• **PROMPT 1**
In the discussion of 1 Corinthians 13, where is the life of the natural body said to be?
• **PROMPT 2**
Extend the discussion of 1 Corinthians 13 past its final line, in the same question-and-reply form.

1 CORINTHIANS 13
Ques Is this chapter the way of more surpassing excellence?
CAC Yes, it certainly is. We have seen in chapter 12 that the body is composed of many members, the Spirit having set the gifts in the body in His own sovereignty, and that each has to function in its place, but you do not exactly get the life of the body in chapter 12.
Ques Is it more in the nature of what is potential then?
CAC Yes, and what is functional; the members function, the figure used being that of the human body. The members all function where set, and in harmony; but the life of the body is not in the members; in the natural body the life is in the blood. Paul comes here to that which constitutes the life of the body without which there could be no functioning rightly in any of the members.
Ques Are you suggesting that love is equivalent to the blood in the natural body?
CAC Yes, I thought so.
Ques You have in your mind the thought of the life being in the blood?
CAC Yes. The Spirit is seen in chapter 12 as forming the body and the vessel in which certain gifts function. Well, that is one side of the operations of the Spirit, what we might perhaps call the external side.
[p. 78] Ques The Spirit is not mentioned in this chapter. In Romans the Spirit is life; what is the difference?

• **GIVEN MATERIAL**

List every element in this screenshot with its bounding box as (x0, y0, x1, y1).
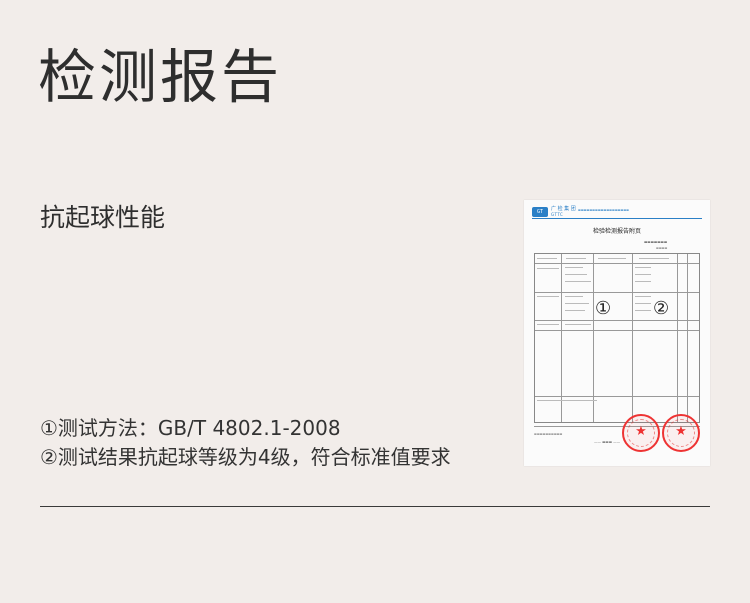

• **EXERCISE ANSWER 1**
In the blood.

• **EXERCISE ANSWER 2**
CAC We have to recognise that the Spirit of God, the Holy Spirit, is not only active in the way of conferring gifts, which operate in power by the Spirit, but He is also operating on the line of love and that is internal. The gifts are external, indeed they are spoken of as manifestations; but then there is also the power, the working of the Spirit on the line of life, so that the body can be a living organism animated vitally by love. No gift that is not operating in that way is operating vitally. It has often been said that chapter 12 is power, chapter 13 is love, and chapter 14 the spirit of wise discretion.
The apostle therefore does not hesitate to say that if he had the most remarkable gifts and was lacking in love, he had nothing. He says it of himself. When Paul is going to say anything particularly strong, he likes to say it of himself.
If we think of it, how could it be in any spiritual sense the body of Christ if it were not animated by love? It would be an impossibility. It is good for us to accept the fact; we are only in the body of Christ as moved by love.
It is such a character of love as could not have been found in Old Testament times. There could not have been a body in the Old Testament in that sense; there was no power adequate for the forming of a body in love.
Ques Do we need exercise as to it?
CAC The difficulty really in apprehending the truth of the body is the immensity of what is involved in it. We can all accept that the saints are the body of Christ, and so they are. The Corinthians are called the body of Christ, but there was not much exercise as to their being it in a vital sense.
Rem Ephesians shows the body building itself up [p. 79] in love.
CAC Very helpful. When we come to the body in its highest aspect we find inward energies of the body are for the self-building up of itself in love. The Ephesian gifts act towards the body; they are in a sense external to the body. The gifts in the body in 1 Corinthians 12 are actually members in the body. Then at the end of chapter 12 there are gifts set in the assembly which is a different thought again.
Ques Would the exercise of gift produce this?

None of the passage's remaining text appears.